#### [Records supplied]
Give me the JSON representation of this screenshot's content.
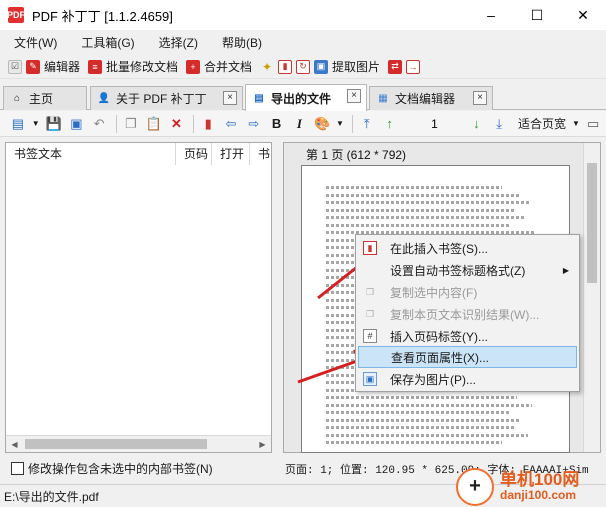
{
  "window": {
    "title": "PDF 补丁丁 [1.1.2.4659]",
    "logo": "PDF",
    "minimize": "–",
    "maximize": "☐",
    "close": "✕"
  },
  "menu": [
    "文件(W)",
    "工具箱(G)",
    "选择(Z)",
    "帮助(B)"
  ],
  "quickbar": {
    "editor": "编辑器",
    "batch_modify": "批量修改文档",
    "merge": "合并文档",
    "extract_images": "提取图片"
  },
  "tabs": [
    {
      "label": "主页",
      "icon": "home-icon"
    },
    {
      "label": "关于 PDF 补丁丁",
      "icon": "person-icon"
    },
    {
      "label": "导出的文件",
      "icon": "bookmark-icon"
    },
    {
      "label": "文档编辑器",
      "icon": "document-icon"
    }
  ],
  "toolbar": {
    "page_number": "1",
    "fit_mode": "适合页宽",
    "bold_label": "B",
    "italic_label": "I"
  },
  "bookmarks": {
    "columns": [
      "书签文本",
      "页码",
      "打开",
      "书"
    ]
  },
  "viewer": {
    "page_label": "第 1 页 (612 * 792)"
  },
  "context_menu": [
    {
      "label": "在此插入书签(S)...",
      "enabled": true,
      "icon": "bookmark-insert-icon"
    },
    {
      "label": "设置自动书签标题格式(Z)",
      "enabled": true,
      "icon": "",
      "submenu": true
    },
    {
      "label": "复制选中内容(F)",
      "enabled": false,
      "icon": "copy-icon"
    },
    {
      "label": "复制本页文本识别结果(W)...",
      "enabled": false,
      "icon": "ocr-copy-icon"
    },
    {
      "label": "插入页码标签(Y)...",
      "enabled": true,
      "icon": "hash-icon"
    },
    {
      "label": "查看页面属性(X)...",
      "enabled": true,
      "icon": "",
      "highlighted": true
    },
    {
      "label": "保存为图片(P)...",
      "enabled": true,
      "icon": "image-icon"
    }
  ],
  "status": {
    "checkbox_label": "修改操作包含未选中的内部书签(N)",
    "info": "页面: 1; 位置: 120.95 * 625.09; 字体: FAAAAI+Sim",
    "file_path": "E:\\导出的文件.pdf"
  },
  "watermark": {
    "name": "单机100网",
    "url": "danji100.com"
  },
  "colors": {
    "accent": "#cce4f7",
    "arrow": "#d42020",
    "pdf_red": "#d42b2b"
  }
}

#### [What you have to do]
Your task is to return the entries above exactly, with no pictures.

#### [Exercise result]
Give me the JSON representation of this screenshot's content.
{
  "window": {
    "title": "PDF 补丁丁 [1.1.2.4659]",
    "logo": "PDF",
    "minimize": "–",
    "maximize": "☐",
    "close": "✕"
  },
  "menu": [
    "文件(W)",
    "工具箱(G)",
    "选择(Z)",
    "帮助(B)"
  ],
  "quickbar": {
    "editor": "编辑器",
    "batch_modify": "批量修改文档",
    "merge": "合并文档",
    "extract_images": "提取图片"
  },
  "tabs": [
    {
      "label": "主页",
      "icon": "home-icon"
    },
    {
      "label": "关于 PDF 补丁丁",
      "icon": "person-icon"
    },
    {
      "label": "导出的文件",
      "icon": "bookmark-icon"
    },
    {
      "label": "文档编辑器",
      "icon": "document-icon"
    }
  ],
  "toolbar": {
    "page_number": "1",
    "fit_mode": "适合页宽",
    "bold_label": "B",
    "italic_label": "I"
  },
  "bookmarks": {
    "columns": [
      "书签文本",
      "页码",
      "打开",
      "书"
    ]
  },
  "viewer": {
    "page_label": "第 1 页 (612 * 792)"
  },
  "context_menu": [
    {
      "label": "在此插入书签(S)...",
      "enabled": true,
      "icon": "bookmark-insert-icon"
    },
    {
      "label": "设置自动书签标题格式(Z)",
      "enabled": true,
      "icon": "",
      "submenu": true
    },
    {
      "label": "复制选中内容(F)",
      "enabled": false,
      "icon": "copy-icon"
    },
    {
      "label": "复制本页文本识别结果(W)...",
      "enabled": false,
      "icon": "ocr-copy-icon"
    },
    {
      "label": "插入页码标签(Y)...",
      "enabled": true,
      "icon": "hash-icon"
    },
    {
      "label": "查看页面属性(X)...",
      "enabled": true,
      "icon": "",
      "highlighted": true
    },
    {
      "label": "保存为图片(P)...",
      "enabled": true,
      "icon": "image-icon"
    }
  ],
  "status": {
    "checkbox_label": "修改操作包含未选中的内部书签(N)",
    "info": "页面: 1; 位置: 120.95 * 625.09; 字体: FAAAAI+Sim",
    "file_path": "E:\\导出的文件.pdf"
  },
  "watermark": {
    "name": "单机100网",
    "url": "danji100.com"
  },
  "colors": {
    "accent": "#cce4f7",
    "arrow": "#d42020",
    "pdf_red": "#d42b2b"
  }
}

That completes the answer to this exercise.